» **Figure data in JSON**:
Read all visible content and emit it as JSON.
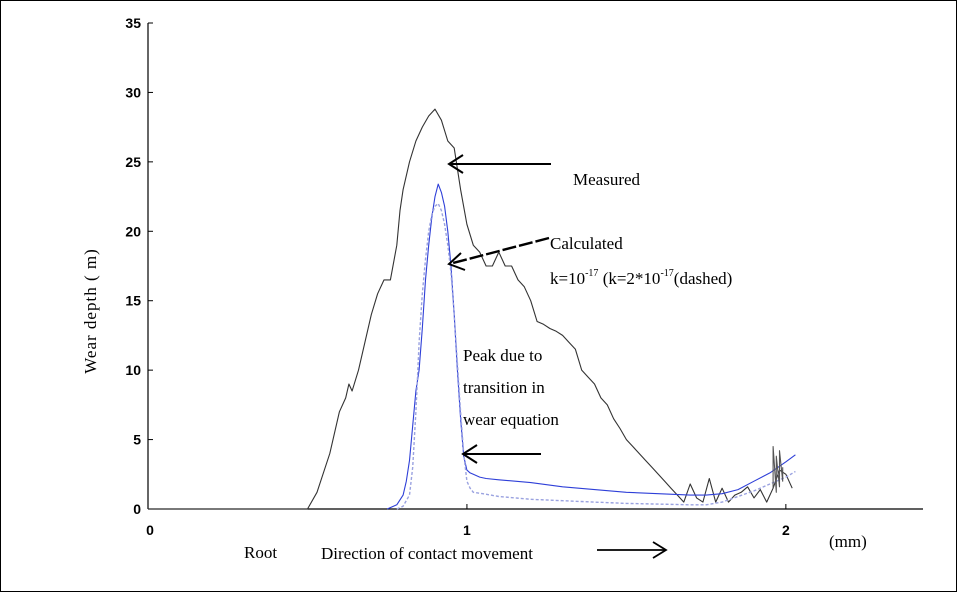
{
  "chart_data": {
    "type": "line",
    "ylabel": "Wear depth ( m)",
    "xunit": "(mm)",
    "xlim": [
      0,
      2.43
    ],
    "ylim": [
      0,
      35
    ],
    "xticks": [
      {
        "value": 0,
        "label": "0"
      },
      {
        "value": 1,
        "label": "1"
      },
      {
        "value": 2,
        "label": "2"
      }
    ],
    "yticks": [
      {
        "value": 0,
        "label": "0"
      },
      {
        "value": 5,
        "label": "5"
      },
      {
        "value": 10,
        "label": "10"
      },
      {
        "value": 15,
        "label": "15"
      },
      {
        "value": 20,
        "label": "20"
      },
      {
        "value": 25,
        "label": "25"
      },
      {
        "value": 30,
        "label": "30"
      },
      {
        "value": 35,
        "label": "35"
      }
    ],
    "grid": false,
    "series": [
      {
        "color": "#333333",
        "style": "solid",
        "x": [
          0,
          0.5,
          0.53,
          0.57,
          0.6,
          0.62,
          0.63,
          0.64,
          0.66,
          0.68,
          0.7,
          0.72,
          0.74,
          0.76,
          0.78,
          0.79,
          0.8,
          0.82,
          0.84,
          0.86,
          0.88,
          0.9,
          0.92,
          0.94,
          0.96,
          0.98,
          1.0,
          1.02,
          1.04,
          1.06,
          1.08,
          1.1,
          1.12,
          1.14,
          1.16,
          1.18,
          1.2,
          1.22,
          1.24,
          1.26,
          1.28,
          1.3,
          1.32,
          1.34,
          1.36,
          1.38,
          1.4,
          1.42,
          1.44,
          1.46,
          1.48,
          1.5,
          1.52,
          1.54,
          1.56,
          1.58,
          1.6,
          1.62,
          1.64,
          1.66,
          1.68,
          1.7,
          1.72,
          1.74,
          1.76,
          1.78,
          1.8,
          1.82,
          1.84,
          1.86,
          1.88,
          1.9,
          1.92,
          1.94,
          1.96,
          1.98,
          2.0,
          2.02
        ],
        "y": [
          0,
          0,
          1.2,
          4,
          7,
          8,
          9,
          8.5,
          10,
          12,
          14,
          15.5,
          16.5,
          16.5,
          19,
          21.5,
          23,
          25,
          26.5,
          27.5,
          28.3,
          28.8,
          28,
          26.5,
          26,
          23,
          20.5,
          19,
          18.5,
          17.5,
          17.5,
          18.5,
          17.5,
          17.5,
          16.5,
          16,
          15,
          13.5,
          13.3,
          13,
          12.8,
          12.5,
          12,
          11.5,
          10,
          9.5,
          9,
          8,
          7.5,
          6.5,
          5.8,
          5,
          4.5,
          4,
          3.5,
          3,
          2.5,
          2,
          1.5,
          1,
          0.5,
          1.8,
          0.8,
          0.5,
          2.2,
          0.5,
          1.5,
          0.5,
          1,
          1.2,
          1.6,
          0.8,
          1.4,
          0.5,
          1.5,
          2.8,
          2.5,
          1.5
        ]
      },
      {
        "color": "#2e3fd8",
        "style": "solid",
        "x": [
          0.75,
          0.78,
          0.8,
          0.81,
          0.82,
          0.83,
          0.84,
          0.85,
          0.86,
          0.87,
          0.88,
          0.89,
          0.9,
          0.91,
          0.92,
          0.93,
          0.94,
          0.95,
          0.96,
          0.97,
          0.98,
          0.99,
          1.0,
          1.01,
          1.02,
          1.04,
          1.06,
          1.1,
          1.2,
          1.3,
          1.4,
          1.5,
          1.6,
          1.7,
          1.75,
          1.8,
          1.85,
          1.9,
          1.95,
          2.0,
          2.03
        ],
        "y": [
          0,
          0.3,
          1,
          2,
          3.5,
          6,
          8.5,
          10,
          13,
          16.5,
          19,
          21,
          22.5,
          23.4,
          22.8,
          21.8,
          20,
          17.5,
          14,
          10,
          6.5,
          3.8,
          2.8,
          2.6,
          2.5,
          2.3,
          2.2,
          2.1,
          1.9,
          1.6,
          1.4,
          1.2,
          1.1,
          1.0,
          1.0,
          1.1,
          1.4,
          2.0,
          2.6,
          3.4,
          3.9
        ]
      },
      {
        "color": "#9aa2e0",
        "style": "dashed",
        "x": [
          0.78,
          0.8,
          0.82,
          0.83,
          0.84,
          0.85,
          0.86,
          0.87,
          0.88,
          0.89,
          0.9,
          0.91,
          0.92,
          0.93,
          0.94,
          0.95,
          0.96,
          0.97,
          0.98,
          0.99,
          1.0,
          1.01,
          1.02,
          1.05,
          1.1,
          1.2,
          1.3,
          1.4,
          1.5,
          1.6,
          1.7,
          1.75,
          1.8,
          1.85,
          1.9,
          1.95,
          2.0,
          2.03
        ],
        "y": [
          0,
          0.2,
          1,
          3,
          7,
          12,
          15.5,
          18,
          20,
          21.2,
          21.8,
          22,
          21.5,
          20.5,
          19,
          17,
          14,
          10.5,
          7,
          4,
          2,
          1.5,
          1.2,
          1.1,
          0.9,
          0.7,
          0.6,
          0.5,
          0.4,
          0.35,
          0.3,
          0.3,
          0.5,
          0.9,
          1.3,
          1.8,
          2.3,
          2.7
        ]
      },
      {
        "color": "#555555",
        "style": "solid",
        "x": [
          1.96,
          1.96,
          1.97,
          1.97,
          1.98,
          1.98,
          1.99,
          1.99
        ],
        "y": [
          1.5,
          4.5,
          1.2,
          3.8,
          1.6,
          4.2,
          2.0,
          3.0
        ]
      }
    ],
    "annotations": [
      {
        "id": "measured",
        "text": "Measured"
      },
      {
        "id": "calculated",
        "text": "Calculated"
      },
      {
        "id": "kline",
        "parts": {
          "a": "k=10",
          "b": "-17",
          "c": " (k=2*10",
          "d": "-17",
          "e": "(dashed)"
        }
      },
      {
        "id": "peak",
        "lines": [
          "Peak due to",
          "transition in",
          "wear equation"
        ]
      },
      {
        "id": "root",
        "text": "Root"
      },
      {
        "id": "direction",
        "text": "Direction of contact movement"
      }
    ]
  }
}
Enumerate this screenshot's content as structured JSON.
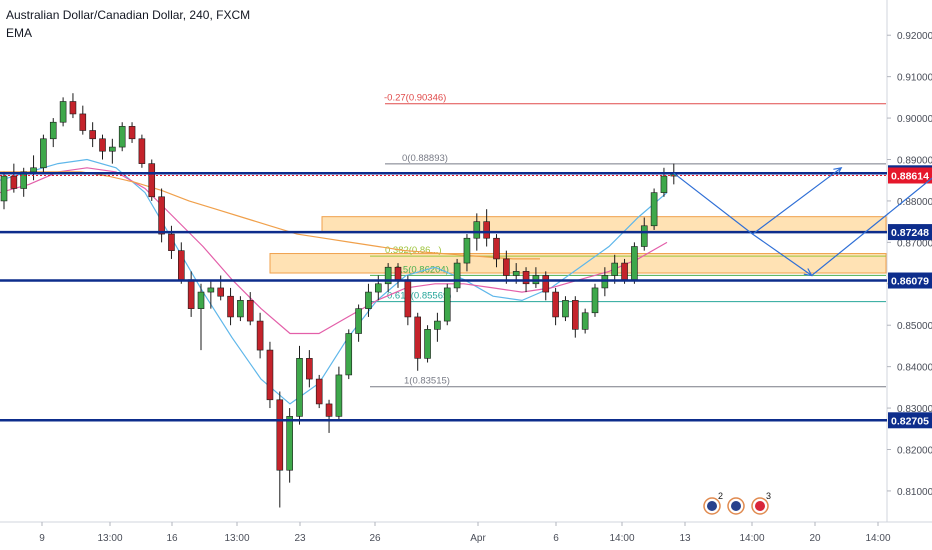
{
  "header": {
    "symbol_line": "Australian Dollar/Canadian Dollar, 240, FXCM",
    "indicator": "EMA"
  },
  "chart_data": {
    "type": "candlestick",
    "y_range": [
      0.8025,
      0.9285
    ],
    "price_ticks": [
      "0.92000",
      "0.91000",
      "0.90000",
      "0.89000",
      "0.88000",
      "0.87000",
      "0.86000",
      "0.85000",
      "0.84000",
      "0.83000",
      "0.82000",
      "0.81000"
    ],
    "date_ticks": [
      "9",
      "13:00",
      "16",
      "13:00",
      "23",
      "26",
      "Apr",
      "6",
      "14:00",
      "13",
      "14:00",
      "20",
      "14:00"
    ],
    "horizontal_levels": [
      {
        "label": "0.88667",
        "price": 0.88667,
        "color": "#0d2d8c",
        "style": "solid"
      },
      {
        "label": "0.88614",
        "price": 0.88614,
        "color": "#e5172b",
        "style": "dotted"
      },
      {
        "label": "0.87248",
        "price": 0.87248,
        "color": "#0d2d8c",
        "style": "solid"
      },
      {
        "label": "0.86079",
        "price": 0.86079,
        "color": "#0d2d8c",
        "style": "solid"
      },
      {
        "label": "0.82705",
        "price": 0.82705,
        "color": "#0d2d8c",
        "style": "solid"
      }
    ],
    "fibonacci": [
      {
        "label": "-0.27(0.90346)",
        "price": 0.90346,
        "color": "#e04a4a"
      },
      {
        "label": "0(0.88893)",
        "price": 0.88893,
        "color": "#787b86"
      },
      {
        "label": "0.382(0.86...)",
        "price": 0.86669,
        "color": "#9ec43c"
      },
      {
        "label": "0.5(0.86204)",
        "price": 0.86204,
        "color": "#4caf50"
      },
      {
        "label": "0.618(0.85569)",
        "price": 0.85569,
        "color": "#26a69a"
      },
      {
        "label": "1(0.83515)",
        "price": 0.83515,
        "color": "#787b86"
      }
    ],
    "zones": [
      {
        "name": "upper-zone",
        "low": 0.8724,
        "high": 0.8762,
        "color": "#ffd89b"
      },
      {
        "name": "lower-zone",
        "low": 0.8626,
        "high": 0.8673,
        "color": "#ffd89b"
      }
    ],
    "candles": [
      [
        0.88,
        0.887,
        0.878,
        0.886
      ],
      [
        0.886,
        0.889,
        0.882,
        0.883
      ],
      [
        0.883,
        0.888,
        0.881,
        0.887
      ],
      [
        0.887,
        0.891,
        0.885,
        0.888
      ],
      [
        0.888,
        0.896,
        0.887,
        0.895
      ],
      [
        0.895,
        0.9,
        0.893,
        0.899
      ],
      [
        0.899,
        0.905,
        0.898,
        0.904
      ],
      [
        0.904,
        0.906,
        0.9,
        0.901
      ],
      [
        0.901,
        0.903,
        0.896,
        0.897
      ],
      [
        0.897,
        0.899,
        0.893,
        0.895
      ],
      [
        0.895,
        0.896,
        0.89,
        0.892
      ],
      [
        0.892,
        0.895,
        0.889,
        0.893
      ],
      [
        0.893,
        0.899,
        0.892,
        0.898
      ],
      [
        0.898,
        0.899,
        0.894,
        0.895
      ],
      [
        0.895,
        0.896,
        0.888,
        0.889
      ],
      [
        0.889,
        0.89,
        0.88,
        0.881
      ],
      [
        0.881,
        0.883,
        0.87,
        0.872
      ],
      [
        0.872,
        0.874,
        0.866,
        0.868
      ],
      [
        0.868,
        0.87,
        0.86,
        0.861
      ],
      [
        0.861,
        0.863,
        0.852,
        0.854
      ],
      [
        0.854,
        0.86,
        0.844,
        0.858
      ],
      [
        0.858,
        0.861,
        0.854,
        0.859
      ],
      [
        0.859,
        0.862,
        0.856,
        0.857
      ],
      [
        0.857,
        0.859,
        0.85,
        0.852
      ],
      [
        0.852,
        0.857,
        0.851,
        0.856
      ],
      [
        0.856,
        0.858,
        0.85,
        0.851
      ],
      [
        0.851,
        0.853,
        0.842,
        0.844
      ],
      [
        0.844,
        0.846,
        0.83,
        0.832
      ],
      [
        0.832,
        0.834,
        0.806,
        0.815
      ],
      [
        0.815,
        0.83,
        0.812,
        0.828
      ],
      [
        0.828,
        0.845,
        0.826,
        0.842
      ],
      [
        0.842,
        0.844,
        0.835,
        0.837
      ],
      [
        0.837,
        0.838,
        0.83,
        0.831
      ],
      [
        0.831,
        0.832,
        0.824,
        0.828
      ],
      [
        0.828,
        0.84,
        0.827,
        0.838
      ],
      [
        0.838,
        0.849,
        0.837,
        0.848
      ],
      [
        0.848,
        0.855,
        0.846,
        0.854
      ],
      [
        0.854,
        0.86,
        0.852,
        0.858
      ],
      [
        0.858,
        0.862,
        0.856,
        0.86
      ],
      [
        0.86,
        0.865,
        0.858,
        0.864
      ],
      [
        0.864,
        0.865,
        0.859,
        0.861
      ],
      [
        0.861,
        0.862,
        0.85,
        0.852
      ],
      [
        0.852,
        0.853,
        0.839,
        0.842
      ],
      [
        0.842,
        0.85,
        0.841,
        0.849
      ],
      [
        0.849,
        0.853,
        0.846,
        0.851
      ],
      [
        0.851,
        0.86,
        0.85,
        0.859
      ],
      [
        0.859,
        0.866,
        0.858,
        0.865
      ],
      [
        0.865,
        0.872,
        0.863,
        0.871
      ],
      [
        0.871,
        0.877,
        0.868,
        0.875
      ],
      [
        0.875,
        0.878,
        0.869,
        0.871
      ],
      [
        0.871,
        0.872,
        0.864,
        0.866
      ],
      [
        0.866,
        0.868,
        0.86,
        0.862
      ],
      [
        0.862,
        0.865,
        0.86,
        0.863
      ],
      [
        0.863,
        0.864,
        0.858,
        0.86
      ],
      [
        0.86,
        0.864,
        0.859,
        0.862
      ],
      [
        0.862,
        0.863,
        0.856,
        0.858
      ],
      [
        0.858,
        0.859,
        0.85,
        0.852
      ],
      [
        0.852,
        0.857,
        0.851,
        0.856
      ],
      [
        0.856,
        0.857,
        0.847,
        0.849
      ],
      [
        0.849,
        0.854,
        0.848,
        0.853
      ],
      [
        0.853,
        0.86,
        0.852,
        0.859
      ],
      [
        0.859,
        0.864,
        0.857,
        0.862
      ],
      [
        0.862,
        0.867,
        0.86,
        0.865
      ],
      [
        0.865,
        0.866,
        0.86,
        0.861
      ],
      [
        0.861,
        0.87,
        0.86,
        0.869
      ],
      [
        0.869,
        0.876,
        0.868,
        0.874
      ],
      [
        0.874,
        0.883,
        0.873,
        0.882
      ],
      [
        0.882,
        0.888,
        0.881,
        0.886
      ],
      [
        0.886,
        0.889,
        0.884,
        0.8867
      ]
    ],
    "ema_series": [
      {
        "name": "EMA fast",
        "color": "#5fb7ea",
        "values": [
          0.885,
          0.887,
          0.889,
          0.89,
          0.888,
          0.882,
          0.87,
          0.858,
          0.847,
          0.837,
          0.831,
          0.836,
          0.847,
          0.856,
          0.862,
          0.864,
          0.861,
          0.857,
          0.856,
          0.859,
          0.864,
          0.869,
          0.876,
          0.882
        ]
      },
      {
        "name": "EMA slow",
        "color": "#e35fa9",
        "values": [
          0.882,
          0.884,
          0.887,
          0.888,
          0.887,
          0.883,
          0.876,
          0.869,
          0.861,
          0.854,
          0.848,
          0.848,
          0.852,
          0.856,
          0.859,
          0.86,
          0.86,
          0.859,
          0.858,
          0.859,
          0.861,
          0.863,
          0.866,
          0.87
        ]
      },
      {
        "name": "EMA long",
        "color": "#f0a04b",
        "values": [
          0.887,
          0.887,
          0.887,
          0.887,
          0.886,
          0.8845,
          0.8825,
          0.88,
          0.878,
          0.876,
          0.874,
          0.872,
          0.871,
          0.87,
          0.869,
          0.868,
          0.8675,
          0.867,
          0.8665,
          0.866,
          0.866
        ]
      }
    ],
    "projection": [
      {
        "date_index": 68,
        "price": 0.8867
      },
      {
        "date_index": 76,
        "price": 0.872
      },
      {
        "date_index": 85,
        "price": 0.888
      },
      {
        "date_index": 76,
        "price": 0.872
      },
      {
        "date_index": 82,
        "price": 0.862
      },
      {
        "date_index": 95,
        "price": 0.887
      }
    ],
    "event_badges": [
      "2",
      "3"
    ]
  }
}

» **Brief**: Give back only a number, the number of lines where the string "text" occurs.

» **Exercise result**: 4